Read the records and gather each line that includes "climatiques".

(Excerpt from a dataset)
* Start *

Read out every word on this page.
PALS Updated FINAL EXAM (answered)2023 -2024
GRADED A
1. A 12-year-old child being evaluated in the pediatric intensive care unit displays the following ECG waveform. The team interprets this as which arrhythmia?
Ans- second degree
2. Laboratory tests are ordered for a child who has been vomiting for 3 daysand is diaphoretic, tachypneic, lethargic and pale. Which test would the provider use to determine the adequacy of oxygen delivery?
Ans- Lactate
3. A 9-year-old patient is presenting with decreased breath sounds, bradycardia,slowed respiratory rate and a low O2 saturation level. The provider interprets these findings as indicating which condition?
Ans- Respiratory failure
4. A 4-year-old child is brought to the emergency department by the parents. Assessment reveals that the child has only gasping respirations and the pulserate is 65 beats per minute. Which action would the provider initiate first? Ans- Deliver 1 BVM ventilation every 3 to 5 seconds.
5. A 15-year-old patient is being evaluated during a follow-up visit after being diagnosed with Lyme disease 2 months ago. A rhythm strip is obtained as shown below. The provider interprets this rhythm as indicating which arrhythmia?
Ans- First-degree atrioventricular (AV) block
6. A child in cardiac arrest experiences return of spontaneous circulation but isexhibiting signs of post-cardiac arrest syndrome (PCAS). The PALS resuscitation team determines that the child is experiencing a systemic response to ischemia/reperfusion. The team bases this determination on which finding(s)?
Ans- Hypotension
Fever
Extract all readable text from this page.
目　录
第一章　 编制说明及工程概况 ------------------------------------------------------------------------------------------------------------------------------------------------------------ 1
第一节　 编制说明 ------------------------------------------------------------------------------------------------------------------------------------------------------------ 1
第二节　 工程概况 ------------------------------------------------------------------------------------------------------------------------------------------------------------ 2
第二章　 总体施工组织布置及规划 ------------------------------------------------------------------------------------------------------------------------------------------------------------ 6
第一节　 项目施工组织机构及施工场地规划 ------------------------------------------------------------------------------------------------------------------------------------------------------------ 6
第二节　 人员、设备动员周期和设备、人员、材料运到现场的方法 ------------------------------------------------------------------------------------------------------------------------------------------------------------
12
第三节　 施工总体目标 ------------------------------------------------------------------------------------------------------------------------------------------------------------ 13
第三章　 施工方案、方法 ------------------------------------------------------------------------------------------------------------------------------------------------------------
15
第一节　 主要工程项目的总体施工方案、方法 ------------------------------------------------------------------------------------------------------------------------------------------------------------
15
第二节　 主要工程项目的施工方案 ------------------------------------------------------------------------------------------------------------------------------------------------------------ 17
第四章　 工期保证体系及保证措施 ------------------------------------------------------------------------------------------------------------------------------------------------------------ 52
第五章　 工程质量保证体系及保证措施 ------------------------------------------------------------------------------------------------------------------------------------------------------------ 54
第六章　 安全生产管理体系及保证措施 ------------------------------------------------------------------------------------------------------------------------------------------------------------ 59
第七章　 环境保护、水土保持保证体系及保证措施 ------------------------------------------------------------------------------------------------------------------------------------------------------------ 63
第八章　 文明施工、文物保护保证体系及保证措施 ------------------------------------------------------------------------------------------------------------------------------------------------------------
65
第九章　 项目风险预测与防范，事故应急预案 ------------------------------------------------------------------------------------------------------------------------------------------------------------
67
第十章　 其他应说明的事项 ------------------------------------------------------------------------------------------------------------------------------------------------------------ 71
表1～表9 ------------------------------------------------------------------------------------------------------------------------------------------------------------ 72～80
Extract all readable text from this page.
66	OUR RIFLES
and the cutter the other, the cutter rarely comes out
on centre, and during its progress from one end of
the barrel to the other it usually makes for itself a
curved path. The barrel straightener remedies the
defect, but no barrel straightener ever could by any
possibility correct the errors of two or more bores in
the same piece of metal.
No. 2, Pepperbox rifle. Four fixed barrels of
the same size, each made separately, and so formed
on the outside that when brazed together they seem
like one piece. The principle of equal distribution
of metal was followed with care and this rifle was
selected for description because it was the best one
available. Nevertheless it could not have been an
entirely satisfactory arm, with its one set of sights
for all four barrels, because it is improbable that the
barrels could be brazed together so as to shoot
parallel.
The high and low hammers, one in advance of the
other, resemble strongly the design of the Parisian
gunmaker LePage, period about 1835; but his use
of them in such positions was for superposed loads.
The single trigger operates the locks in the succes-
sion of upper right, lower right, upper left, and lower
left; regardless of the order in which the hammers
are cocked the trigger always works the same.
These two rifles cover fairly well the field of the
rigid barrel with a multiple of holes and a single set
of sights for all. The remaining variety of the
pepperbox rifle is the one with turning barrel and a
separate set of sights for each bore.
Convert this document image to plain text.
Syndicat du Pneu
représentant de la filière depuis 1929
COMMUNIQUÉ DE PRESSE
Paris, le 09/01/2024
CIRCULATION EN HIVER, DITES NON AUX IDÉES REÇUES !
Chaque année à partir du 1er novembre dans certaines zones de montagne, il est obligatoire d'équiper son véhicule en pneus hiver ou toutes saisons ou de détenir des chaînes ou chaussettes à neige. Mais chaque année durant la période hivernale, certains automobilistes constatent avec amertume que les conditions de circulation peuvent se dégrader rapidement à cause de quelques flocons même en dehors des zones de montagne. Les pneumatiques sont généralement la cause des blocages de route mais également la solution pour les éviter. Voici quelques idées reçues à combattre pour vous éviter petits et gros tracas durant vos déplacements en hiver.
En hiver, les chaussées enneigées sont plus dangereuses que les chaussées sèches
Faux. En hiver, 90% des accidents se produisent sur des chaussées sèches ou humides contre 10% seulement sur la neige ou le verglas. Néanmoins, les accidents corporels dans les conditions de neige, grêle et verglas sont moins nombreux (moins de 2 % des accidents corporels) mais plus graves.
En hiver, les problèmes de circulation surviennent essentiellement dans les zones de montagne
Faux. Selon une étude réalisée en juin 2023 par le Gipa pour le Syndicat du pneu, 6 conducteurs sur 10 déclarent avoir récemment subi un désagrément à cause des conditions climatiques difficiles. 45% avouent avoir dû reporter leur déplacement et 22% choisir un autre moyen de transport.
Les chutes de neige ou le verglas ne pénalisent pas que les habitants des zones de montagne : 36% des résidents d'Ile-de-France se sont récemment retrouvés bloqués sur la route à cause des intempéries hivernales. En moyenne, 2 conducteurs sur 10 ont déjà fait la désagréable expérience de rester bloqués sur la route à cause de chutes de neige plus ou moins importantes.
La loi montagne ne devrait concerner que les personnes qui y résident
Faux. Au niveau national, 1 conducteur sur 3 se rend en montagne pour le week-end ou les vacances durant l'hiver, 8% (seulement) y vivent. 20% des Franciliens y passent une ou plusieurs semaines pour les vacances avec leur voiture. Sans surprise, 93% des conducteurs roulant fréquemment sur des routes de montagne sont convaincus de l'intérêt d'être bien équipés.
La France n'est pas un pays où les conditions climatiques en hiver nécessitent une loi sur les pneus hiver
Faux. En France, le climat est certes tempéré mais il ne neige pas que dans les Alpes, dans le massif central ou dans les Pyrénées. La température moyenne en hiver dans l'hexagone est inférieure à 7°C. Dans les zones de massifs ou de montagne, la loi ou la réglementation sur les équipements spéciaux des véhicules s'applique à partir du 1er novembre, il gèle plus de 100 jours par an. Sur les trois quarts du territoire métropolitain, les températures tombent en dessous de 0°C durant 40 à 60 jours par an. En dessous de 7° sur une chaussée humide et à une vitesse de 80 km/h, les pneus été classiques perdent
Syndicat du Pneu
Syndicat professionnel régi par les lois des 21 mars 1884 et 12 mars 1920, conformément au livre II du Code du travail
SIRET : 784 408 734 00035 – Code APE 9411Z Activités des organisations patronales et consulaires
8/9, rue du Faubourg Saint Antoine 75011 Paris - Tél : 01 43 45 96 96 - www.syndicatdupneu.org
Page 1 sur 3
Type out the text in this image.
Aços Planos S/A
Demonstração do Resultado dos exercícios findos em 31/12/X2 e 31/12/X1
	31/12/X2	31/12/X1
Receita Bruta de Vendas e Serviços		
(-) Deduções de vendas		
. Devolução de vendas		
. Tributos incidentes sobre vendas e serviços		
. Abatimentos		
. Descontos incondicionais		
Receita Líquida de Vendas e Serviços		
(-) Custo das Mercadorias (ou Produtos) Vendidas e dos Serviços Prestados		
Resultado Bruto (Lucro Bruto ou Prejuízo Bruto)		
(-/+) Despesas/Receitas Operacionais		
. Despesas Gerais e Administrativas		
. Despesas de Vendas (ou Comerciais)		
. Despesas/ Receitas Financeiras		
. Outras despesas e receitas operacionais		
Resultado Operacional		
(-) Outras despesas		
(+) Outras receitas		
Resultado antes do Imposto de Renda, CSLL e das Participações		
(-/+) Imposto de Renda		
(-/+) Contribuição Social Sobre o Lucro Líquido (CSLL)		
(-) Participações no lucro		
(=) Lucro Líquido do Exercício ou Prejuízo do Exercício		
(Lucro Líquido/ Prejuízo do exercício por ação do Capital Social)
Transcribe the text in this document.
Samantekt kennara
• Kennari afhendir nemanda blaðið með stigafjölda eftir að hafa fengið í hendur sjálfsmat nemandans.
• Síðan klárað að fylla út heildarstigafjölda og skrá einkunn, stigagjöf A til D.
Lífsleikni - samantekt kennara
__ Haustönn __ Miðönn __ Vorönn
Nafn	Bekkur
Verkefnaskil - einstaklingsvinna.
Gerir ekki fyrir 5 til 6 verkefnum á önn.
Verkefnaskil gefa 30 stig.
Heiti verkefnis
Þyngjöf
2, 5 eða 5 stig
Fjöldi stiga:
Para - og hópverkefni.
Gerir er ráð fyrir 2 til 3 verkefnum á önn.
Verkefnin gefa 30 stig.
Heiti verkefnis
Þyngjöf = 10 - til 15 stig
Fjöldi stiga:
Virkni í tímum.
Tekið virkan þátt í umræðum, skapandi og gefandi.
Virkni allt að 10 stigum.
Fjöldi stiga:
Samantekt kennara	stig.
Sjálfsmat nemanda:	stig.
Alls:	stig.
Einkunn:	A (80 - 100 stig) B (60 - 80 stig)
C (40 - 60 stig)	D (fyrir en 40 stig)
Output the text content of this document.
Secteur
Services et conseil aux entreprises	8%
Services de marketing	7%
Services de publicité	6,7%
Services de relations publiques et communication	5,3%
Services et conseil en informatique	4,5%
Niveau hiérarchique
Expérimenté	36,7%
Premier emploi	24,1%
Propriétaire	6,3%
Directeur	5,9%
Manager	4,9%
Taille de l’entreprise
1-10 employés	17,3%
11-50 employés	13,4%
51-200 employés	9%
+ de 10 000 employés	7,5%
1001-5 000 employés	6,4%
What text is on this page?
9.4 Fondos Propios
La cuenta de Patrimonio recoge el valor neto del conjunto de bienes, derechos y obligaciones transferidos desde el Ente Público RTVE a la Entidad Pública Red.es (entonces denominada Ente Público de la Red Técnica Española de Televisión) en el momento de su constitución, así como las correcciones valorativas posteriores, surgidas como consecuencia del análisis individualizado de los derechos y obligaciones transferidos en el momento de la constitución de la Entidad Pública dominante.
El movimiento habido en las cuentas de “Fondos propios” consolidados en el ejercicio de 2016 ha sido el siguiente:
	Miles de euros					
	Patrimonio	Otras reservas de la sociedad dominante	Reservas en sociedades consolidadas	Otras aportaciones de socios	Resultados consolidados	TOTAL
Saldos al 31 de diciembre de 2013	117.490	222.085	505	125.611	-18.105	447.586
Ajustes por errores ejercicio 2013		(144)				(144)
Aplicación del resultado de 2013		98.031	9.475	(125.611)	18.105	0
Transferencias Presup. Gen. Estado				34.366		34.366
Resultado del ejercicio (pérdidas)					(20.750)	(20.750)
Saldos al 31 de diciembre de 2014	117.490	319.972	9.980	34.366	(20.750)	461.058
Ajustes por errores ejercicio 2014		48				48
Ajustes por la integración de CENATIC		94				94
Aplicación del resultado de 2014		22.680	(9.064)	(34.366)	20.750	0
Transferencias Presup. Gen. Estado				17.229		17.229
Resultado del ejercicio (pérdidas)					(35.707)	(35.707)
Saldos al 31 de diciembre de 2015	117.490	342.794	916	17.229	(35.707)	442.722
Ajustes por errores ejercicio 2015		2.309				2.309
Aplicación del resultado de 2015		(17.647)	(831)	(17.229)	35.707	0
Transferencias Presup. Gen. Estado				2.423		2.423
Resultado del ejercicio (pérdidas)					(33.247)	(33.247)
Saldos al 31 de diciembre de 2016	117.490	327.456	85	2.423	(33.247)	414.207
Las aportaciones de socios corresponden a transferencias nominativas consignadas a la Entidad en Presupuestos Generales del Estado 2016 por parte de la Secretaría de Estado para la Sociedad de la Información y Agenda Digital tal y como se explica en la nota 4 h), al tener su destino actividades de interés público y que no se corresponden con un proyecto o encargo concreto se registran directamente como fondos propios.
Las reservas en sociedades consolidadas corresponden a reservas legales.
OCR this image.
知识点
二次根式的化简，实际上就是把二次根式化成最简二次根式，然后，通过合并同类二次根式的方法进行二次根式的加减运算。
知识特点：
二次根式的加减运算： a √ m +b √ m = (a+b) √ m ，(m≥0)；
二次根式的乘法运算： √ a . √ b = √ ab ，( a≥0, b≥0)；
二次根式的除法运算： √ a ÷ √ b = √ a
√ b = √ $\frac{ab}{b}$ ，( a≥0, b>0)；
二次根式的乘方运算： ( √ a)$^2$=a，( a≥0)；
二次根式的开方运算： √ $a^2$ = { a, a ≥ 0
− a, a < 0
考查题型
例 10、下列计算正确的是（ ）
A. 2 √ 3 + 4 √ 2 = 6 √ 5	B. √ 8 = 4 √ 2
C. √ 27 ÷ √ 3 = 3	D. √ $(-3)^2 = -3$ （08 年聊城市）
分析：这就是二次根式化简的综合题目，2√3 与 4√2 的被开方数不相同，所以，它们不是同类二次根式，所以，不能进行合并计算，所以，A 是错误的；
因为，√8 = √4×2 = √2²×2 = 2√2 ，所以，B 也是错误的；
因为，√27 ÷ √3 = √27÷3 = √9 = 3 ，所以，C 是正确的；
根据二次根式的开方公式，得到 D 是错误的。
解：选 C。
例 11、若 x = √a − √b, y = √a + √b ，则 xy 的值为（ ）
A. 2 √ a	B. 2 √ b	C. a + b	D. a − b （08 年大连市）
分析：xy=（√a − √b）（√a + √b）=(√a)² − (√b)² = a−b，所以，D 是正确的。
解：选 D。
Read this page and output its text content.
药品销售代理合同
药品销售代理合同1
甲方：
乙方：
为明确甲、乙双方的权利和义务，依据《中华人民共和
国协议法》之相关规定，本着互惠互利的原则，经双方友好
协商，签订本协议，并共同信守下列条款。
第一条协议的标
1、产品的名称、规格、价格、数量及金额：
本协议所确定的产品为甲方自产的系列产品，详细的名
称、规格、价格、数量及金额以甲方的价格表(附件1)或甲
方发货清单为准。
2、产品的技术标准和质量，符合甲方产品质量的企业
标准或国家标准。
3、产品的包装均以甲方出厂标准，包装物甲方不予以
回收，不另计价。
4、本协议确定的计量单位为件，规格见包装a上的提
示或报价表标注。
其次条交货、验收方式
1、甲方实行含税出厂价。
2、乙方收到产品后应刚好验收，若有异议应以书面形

* End *

● THE SOLUTION:
Faux. Selon une étude réalisée en juin 2023 par le Gipa pour le Syndicat du pneu, 6 conducteurs sur 10 déclarent avoir récemment subi un désagrément à cause des conditions climatiques difficiles. 45% avouent avoir dû reporter leur déplacement et 22% choisir un autre moyen de transport.
La France n'est pas un pays où les conditions climatiques en hiver nécessitent une loi sur les pneus hiver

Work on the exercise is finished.